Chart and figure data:
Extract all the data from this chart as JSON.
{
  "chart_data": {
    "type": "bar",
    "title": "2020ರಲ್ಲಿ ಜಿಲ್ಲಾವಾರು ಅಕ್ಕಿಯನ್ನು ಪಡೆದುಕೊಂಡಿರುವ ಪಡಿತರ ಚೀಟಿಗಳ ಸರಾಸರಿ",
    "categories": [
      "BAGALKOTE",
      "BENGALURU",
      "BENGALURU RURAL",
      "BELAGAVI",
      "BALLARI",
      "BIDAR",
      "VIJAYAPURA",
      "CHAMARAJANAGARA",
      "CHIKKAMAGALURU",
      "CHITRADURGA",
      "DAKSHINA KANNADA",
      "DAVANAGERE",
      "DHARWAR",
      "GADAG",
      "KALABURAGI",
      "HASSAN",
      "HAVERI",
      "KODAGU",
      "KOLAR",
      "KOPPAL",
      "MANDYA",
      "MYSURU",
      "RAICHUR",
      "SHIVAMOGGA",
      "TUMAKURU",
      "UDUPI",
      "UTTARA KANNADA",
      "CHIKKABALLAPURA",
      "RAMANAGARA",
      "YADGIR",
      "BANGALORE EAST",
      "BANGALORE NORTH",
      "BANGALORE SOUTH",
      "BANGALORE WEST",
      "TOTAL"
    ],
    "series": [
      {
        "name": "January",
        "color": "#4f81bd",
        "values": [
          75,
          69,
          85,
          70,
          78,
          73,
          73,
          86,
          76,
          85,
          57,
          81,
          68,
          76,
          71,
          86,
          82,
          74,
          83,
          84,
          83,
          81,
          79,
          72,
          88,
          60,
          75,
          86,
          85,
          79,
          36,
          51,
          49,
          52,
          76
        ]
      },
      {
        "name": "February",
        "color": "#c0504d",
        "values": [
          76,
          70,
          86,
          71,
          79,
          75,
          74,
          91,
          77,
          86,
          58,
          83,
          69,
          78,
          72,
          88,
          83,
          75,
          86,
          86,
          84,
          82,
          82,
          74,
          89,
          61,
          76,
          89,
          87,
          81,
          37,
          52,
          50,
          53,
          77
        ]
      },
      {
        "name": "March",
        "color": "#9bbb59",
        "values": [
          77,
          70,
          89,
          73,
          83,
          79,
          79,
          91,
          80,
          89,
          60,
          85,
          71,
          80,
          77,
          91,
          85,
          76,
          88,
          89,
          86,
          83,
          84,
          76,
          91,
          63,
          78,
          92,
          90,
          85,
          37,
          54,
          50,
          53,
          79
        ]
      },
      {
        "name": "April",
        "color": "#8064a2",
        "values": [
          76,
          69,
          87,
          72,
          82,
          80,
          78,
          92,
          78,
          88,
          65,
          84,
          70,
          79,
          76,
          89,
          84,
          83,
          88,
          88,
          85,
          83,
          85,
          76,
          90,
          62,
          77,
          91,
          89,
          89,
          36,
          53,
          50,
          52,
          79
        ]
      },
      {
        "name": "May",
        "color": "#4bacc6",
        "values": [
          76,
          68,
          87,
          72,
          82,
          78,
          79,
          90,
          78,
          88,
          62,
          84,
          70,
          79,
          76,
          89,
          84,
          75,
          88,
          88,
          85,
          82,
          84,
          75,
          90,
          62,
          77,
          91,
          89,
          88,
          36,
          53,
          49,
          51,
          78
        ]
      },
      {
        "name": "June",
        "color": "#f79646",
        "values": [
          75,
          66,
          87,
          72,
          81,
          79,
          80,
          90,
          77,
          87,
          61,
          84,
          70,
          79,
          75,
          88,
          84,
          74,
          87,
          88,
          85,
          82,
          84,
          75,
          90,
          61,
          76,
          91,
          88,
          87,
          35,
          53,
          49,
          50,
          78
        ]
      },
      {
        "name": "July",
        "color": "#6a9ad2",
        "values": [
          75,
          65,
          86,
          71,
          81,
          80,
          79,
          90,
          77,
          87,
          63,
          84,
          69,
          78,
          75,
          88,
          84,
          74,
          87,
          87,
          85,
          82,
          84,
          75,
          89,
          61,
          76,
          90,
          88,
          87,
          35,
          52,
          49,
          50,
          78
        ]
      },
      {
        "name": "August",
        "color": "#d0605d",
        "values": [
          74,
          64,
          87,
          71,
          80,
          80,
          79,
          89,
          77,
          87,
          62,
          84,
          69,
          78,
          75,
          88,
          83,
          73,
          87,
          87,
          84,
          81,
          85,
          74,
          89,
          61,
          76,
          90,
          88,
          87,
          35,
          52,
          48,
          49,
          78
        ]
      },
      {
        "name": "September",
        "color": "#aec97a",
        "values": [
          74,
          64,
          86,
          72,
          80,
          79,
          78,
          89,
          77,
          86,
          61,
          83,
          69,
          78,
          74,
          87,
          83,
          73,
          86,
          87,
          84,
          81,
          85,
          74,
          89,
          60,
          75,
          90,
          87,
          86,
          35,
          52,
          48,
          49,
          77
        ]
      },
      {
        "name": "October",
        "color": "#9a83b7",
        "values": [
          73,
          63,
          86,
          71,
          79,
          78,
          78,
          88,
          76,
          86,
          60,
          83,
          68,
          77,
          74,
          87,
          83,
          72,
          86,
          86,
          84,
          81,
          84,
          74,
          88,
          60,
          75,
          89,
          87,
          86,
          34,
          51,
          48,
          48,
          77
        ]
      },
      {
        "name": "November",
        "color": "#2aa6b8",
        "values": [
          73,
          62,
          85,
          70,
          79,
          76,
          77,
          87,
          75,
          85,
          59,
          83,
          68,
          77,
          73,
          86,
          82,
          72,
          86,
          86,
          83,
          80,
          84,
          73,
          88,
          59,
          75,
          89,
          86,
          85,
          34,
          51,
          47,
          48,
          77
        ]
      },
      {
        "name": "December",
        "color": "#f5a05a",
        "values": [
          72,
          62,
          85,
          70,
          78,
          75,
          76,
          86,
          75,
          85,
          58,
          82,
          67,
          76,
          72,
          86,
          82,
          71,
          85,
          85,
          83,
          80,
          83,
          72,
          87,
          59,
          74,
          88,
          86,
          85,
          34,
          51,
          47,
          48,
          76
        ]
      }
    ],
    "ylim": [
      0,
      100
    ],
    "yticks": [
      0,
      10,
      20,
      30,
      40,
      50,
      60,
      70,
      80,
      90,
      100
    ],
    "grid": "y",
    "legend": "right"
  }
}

Given instruction:
Give only the number of lines in the preceding material that contain the string "BANGALORE".

Task solution:
4